_Quoted passage:_
— BEGIN —

Although he was convinced by his "religious conversion to interactive computing" — a phrase that has been used over and over again by those who participated in the events that followed — Licklider still knew too little about the economics of computer technology to see how it might become possible to actually construct an intelligent laboratory assistant. Although he didn't know how or when computers would become powerful enough and cheap enough to serve as "thinking tools," he began to realize that the general-purpose computer, if it was set up in such a way that humans could interact with it directly, could evolve into something entirely different from the data processors and number crunchers of the 1950s. Although the possibility of creating a personal tool still seemed economically infeasible, the idea of modernizing a community-based resource, like a library, began to appeal to him. He got fired up about the idea Vannevar Bush had mentioned in 1945, the concept of a new kind of library to fit the world's new knowledge system.

— END —

_Data lines:_
— BEGIN —

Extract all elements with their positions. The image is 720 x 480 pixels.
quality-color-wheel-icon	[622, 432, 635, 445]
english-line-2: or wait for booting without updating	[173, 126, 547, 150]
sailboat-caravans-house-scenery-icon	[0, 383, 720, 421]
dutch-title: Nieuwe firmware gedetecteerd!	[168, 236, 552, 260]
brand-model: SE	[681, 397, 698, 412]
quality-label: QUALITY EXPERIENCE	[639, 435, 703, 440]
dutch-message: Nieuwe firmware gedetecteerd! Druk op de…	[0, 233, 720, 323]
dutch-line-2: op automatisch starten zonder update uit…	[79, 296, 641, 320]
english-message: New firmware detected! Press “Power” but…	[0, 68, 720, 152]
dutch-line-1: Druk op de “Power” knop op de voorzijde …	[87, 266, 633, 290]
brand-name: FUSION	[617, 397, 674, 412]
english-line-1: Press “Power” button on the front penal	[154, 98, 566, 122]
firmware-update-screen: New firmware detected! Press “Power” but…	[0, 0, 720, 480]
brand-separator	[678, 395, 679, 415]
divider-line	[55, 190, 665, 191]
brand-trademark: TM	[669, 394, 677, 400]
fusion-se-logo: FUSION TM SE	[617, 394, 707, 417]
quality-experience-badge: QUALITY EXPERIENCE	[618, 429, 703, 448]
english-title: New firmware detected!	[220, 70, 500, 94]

— END —
— BEGIN —

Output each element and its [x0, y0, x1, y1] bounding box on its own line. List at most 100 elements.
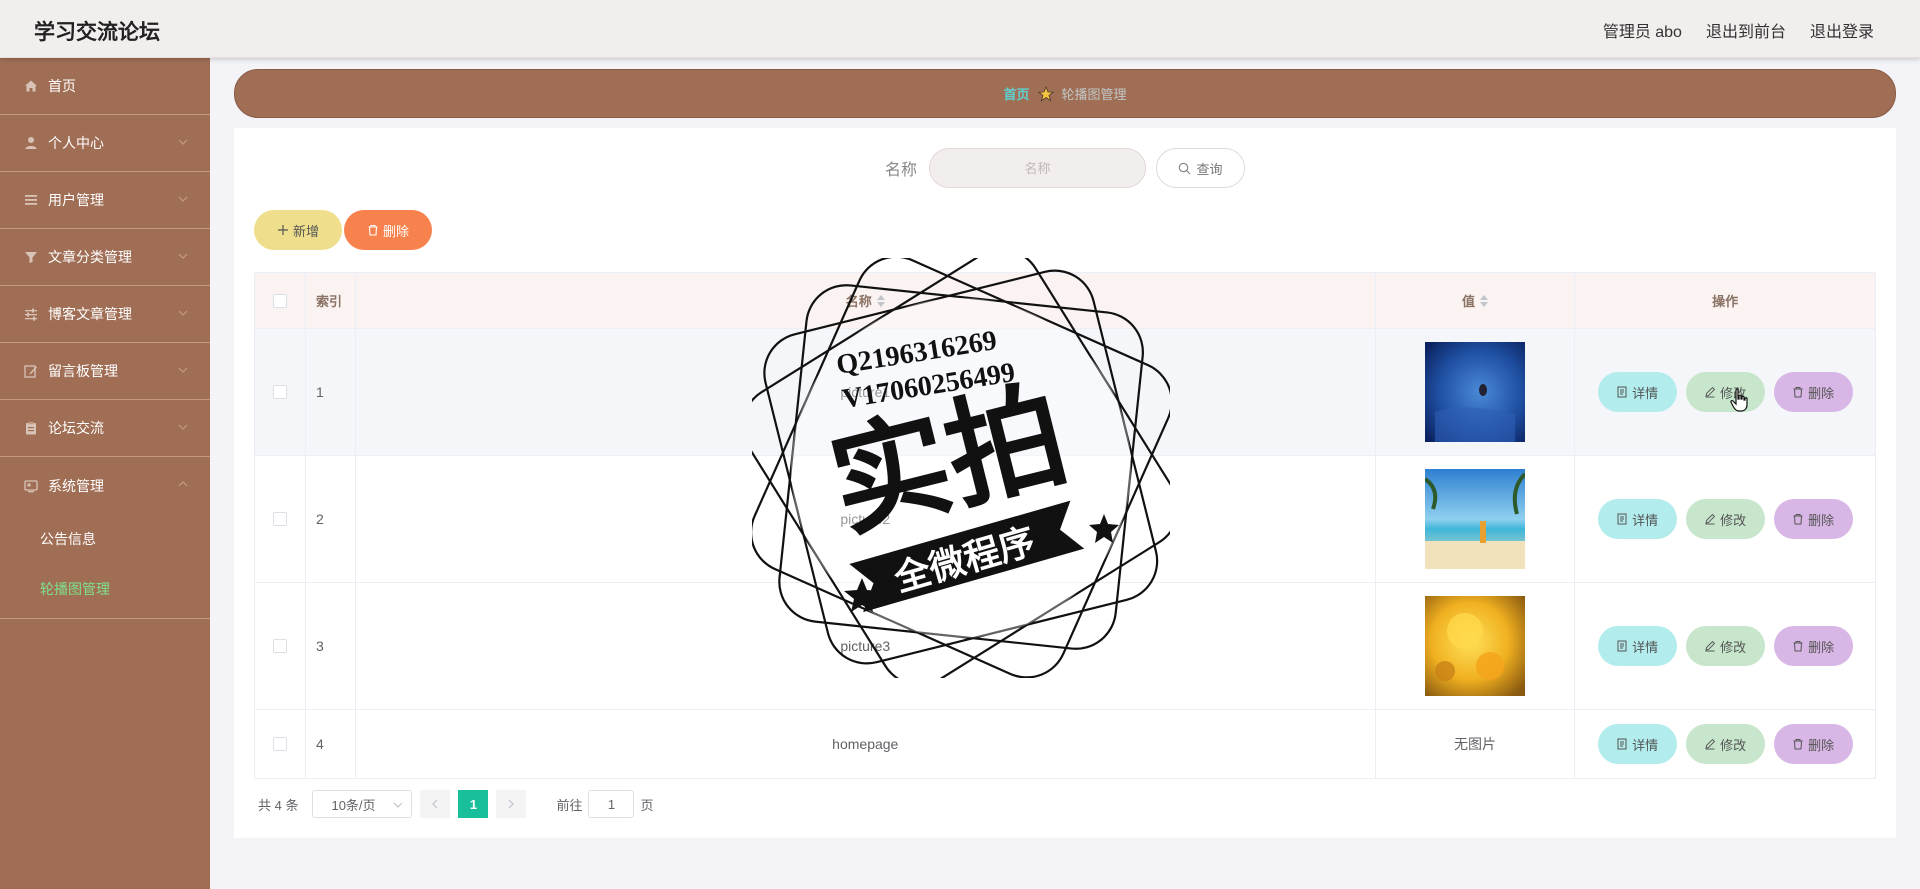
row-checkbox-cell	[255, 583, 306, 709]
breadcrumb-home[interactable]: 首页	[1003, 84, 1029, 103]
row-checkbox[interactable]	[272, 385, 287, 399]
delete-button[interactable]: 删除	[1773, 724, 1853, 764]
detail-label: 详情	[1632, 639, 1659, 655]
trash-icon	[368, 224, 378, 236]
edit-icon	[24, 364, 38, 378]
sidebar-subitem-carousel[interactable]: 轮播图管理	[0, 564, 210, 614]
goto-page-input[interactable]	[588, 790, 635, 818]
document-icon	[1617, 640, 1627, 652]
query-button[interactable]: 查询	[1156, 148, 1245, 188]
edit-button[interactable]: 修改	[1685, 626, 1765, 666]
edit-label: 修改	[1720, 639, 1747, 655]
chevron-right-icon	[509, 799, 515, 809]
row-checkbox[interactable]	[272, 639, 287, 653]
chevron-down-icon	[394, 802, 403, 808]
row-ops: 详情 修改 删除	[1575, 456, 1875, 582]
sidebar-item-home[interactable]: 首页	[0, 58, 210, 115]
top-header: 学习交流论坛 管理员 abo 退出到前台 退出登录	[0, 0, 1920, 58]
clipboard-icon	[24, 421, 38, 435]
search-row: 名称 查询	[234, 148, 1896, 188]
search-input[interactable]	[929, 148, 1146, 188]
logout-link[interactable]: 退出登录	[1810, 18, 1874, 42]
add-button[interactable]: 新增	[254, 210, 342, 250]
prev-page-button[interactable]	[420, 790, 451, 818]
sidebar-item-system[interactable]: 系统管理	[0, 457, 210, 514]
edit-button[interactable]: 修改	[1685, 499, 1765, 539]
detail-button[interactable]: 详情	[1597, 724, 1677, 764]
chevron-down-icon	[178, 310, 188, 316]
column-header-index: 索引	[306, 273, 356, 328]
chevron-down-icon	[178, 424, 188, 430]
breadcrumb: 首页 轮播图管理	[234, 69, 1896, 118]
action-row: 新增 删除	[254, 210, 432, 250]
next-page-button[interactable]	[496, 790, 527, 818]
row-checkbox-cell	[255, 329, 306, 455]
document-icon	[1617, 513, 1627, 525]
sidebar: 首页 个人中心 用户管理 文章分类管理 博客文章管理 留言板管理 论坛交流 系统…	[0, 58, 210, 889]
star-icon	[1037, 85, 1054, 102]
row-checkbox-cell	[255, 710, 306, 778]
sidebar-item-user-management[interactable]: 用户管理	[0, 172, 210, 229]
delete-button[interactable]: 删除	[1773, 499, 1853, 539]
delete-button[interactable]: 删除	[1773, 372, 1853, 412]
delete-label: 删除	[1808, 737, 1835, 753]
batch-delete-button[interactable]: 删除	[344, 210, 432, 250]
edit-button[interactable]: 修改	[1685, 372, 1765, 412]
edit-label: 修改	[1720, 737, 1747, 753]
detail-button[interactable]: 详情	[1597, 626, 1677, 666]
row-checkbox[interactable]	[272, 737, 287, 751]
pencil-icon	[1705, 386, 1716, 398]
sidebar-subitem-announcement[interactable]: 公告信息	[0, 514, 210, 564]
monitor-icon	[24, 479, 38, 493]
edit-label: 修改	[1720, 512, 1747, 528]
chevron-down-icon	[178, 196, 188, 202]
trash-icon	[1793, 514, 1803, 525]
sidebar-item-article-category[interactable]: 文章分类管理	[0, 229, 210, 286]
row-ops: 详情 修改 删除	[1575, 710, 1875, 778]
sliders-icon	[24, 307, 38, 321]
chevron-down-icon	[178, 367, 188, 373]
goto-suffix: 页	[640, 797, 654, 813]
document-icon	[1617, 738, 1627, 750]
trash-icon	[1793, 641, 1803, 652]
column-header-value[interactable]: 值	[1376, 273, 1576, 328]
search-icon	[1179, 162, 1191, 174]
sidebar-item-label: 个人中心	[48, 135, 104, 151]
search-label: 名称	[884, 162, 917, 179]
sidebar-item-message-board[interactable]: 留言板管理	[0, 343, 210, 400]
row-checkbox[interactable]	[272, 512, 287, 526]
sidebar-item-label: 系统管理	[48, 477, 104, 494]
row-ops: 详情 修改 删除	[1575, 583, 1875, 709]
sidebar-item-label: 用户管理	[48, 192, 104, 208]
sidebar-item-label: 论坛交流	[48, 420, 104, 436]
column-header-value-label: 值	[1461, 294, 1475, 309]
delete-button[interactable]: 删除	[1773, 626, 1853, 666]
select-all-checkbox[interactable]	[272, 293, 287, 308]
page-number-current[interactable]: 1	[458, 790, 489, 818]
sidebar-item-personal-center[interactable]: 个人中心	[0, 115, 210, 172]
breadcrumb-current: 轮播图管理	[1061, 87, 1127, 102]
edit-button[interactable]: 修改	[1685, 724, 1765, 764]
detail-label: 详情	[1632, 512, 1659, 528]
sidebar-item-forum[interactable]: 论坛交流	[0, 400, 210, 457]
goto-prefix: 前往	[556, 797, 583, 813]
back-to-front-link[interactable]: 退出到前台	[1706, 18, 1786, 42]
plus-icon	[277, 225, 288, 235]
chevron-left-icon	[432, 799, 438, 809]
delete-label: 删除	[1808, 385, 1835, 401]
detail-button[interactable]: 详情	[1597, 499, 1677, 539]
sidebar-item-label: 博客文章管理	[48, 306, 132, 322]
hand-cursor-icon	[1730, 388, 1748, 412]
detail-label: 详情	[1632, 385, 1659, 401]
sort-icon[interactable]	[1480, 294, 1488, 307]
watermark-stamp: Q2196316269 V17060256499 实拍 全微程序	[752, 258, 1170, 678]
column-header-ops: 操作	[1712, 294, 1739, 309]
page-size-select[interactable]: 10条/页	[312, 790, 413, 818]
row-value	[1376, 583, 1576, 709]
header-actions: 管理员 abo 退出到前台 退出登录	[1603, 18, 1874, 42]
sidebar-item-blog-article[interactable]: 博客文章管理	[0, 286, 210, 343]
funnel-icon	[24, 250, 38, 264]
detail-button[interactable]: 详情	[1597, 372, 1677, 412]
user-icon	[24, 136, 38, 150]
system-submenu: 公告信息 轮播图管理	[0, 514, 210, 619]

— END —
— BEGIN —

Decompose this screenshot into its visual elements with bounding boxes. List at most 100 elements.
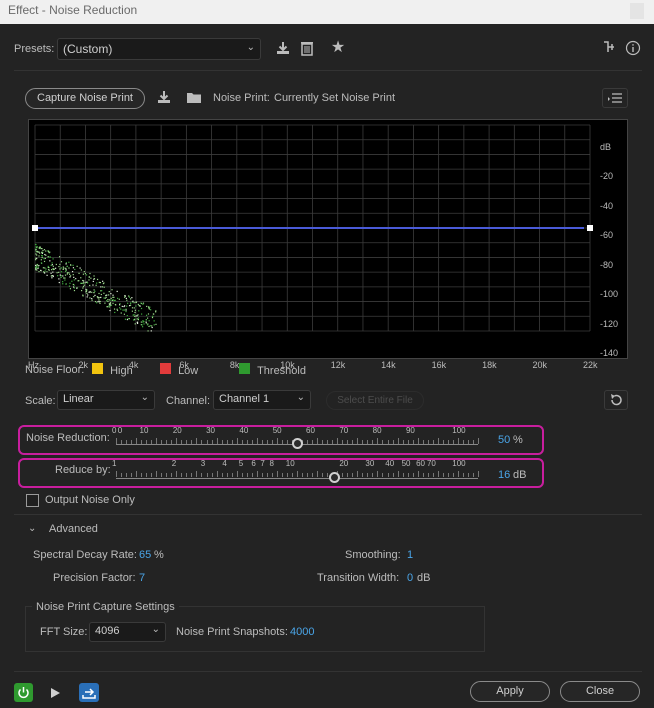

— END —

_Given exercise:_ Can you continue the passage above about Licklider and interactive computing, starting after its last sentence?

_Task output:_
"The PDP-1 opened me up to ideas about how people and machines like this might operate in the future," Licklider recalled in 1983, "but I never dreamed at first that it would ever become economically feasible to give everybody their own computer." It did occur to him that these new computers were excellent candidates for the super-mechanized libraries that Vannevar Bush had prophesied. In 1959, he wrote a book entitled Libraries of the Future, describing how a computer-based system might create a new kind of "thinking center."
The computerized library as he first described it in his book did not involve anything as extravagant as giving an entire computer to every person who used it. Instead he described a setup, the technical details of which he left to the future, by which different humans could use remote extensions of a central computer, all at the same time.
After he wrote the book, during the exhilarating acceleration of research that began in the post-Sputnik era, Licklider discovered what he and others who were close to developments in electronics came to call "the rule of two": Continuing miniaturization of its most important components means that the cost effectiveness of computer hardware doubles every two years. It was true in 1950 and it held true in 1960, and beyond even the wildest imaginings of the transistor revolutionaries, it was still true in 1980. A small library of books and articles have been written about the ways this phenomenon has fueled the electronics revolution of the past three decades. It looks like it will continue to operate until at least 1990, when personally affordable computers will be millions of times more powerful than ENIAC.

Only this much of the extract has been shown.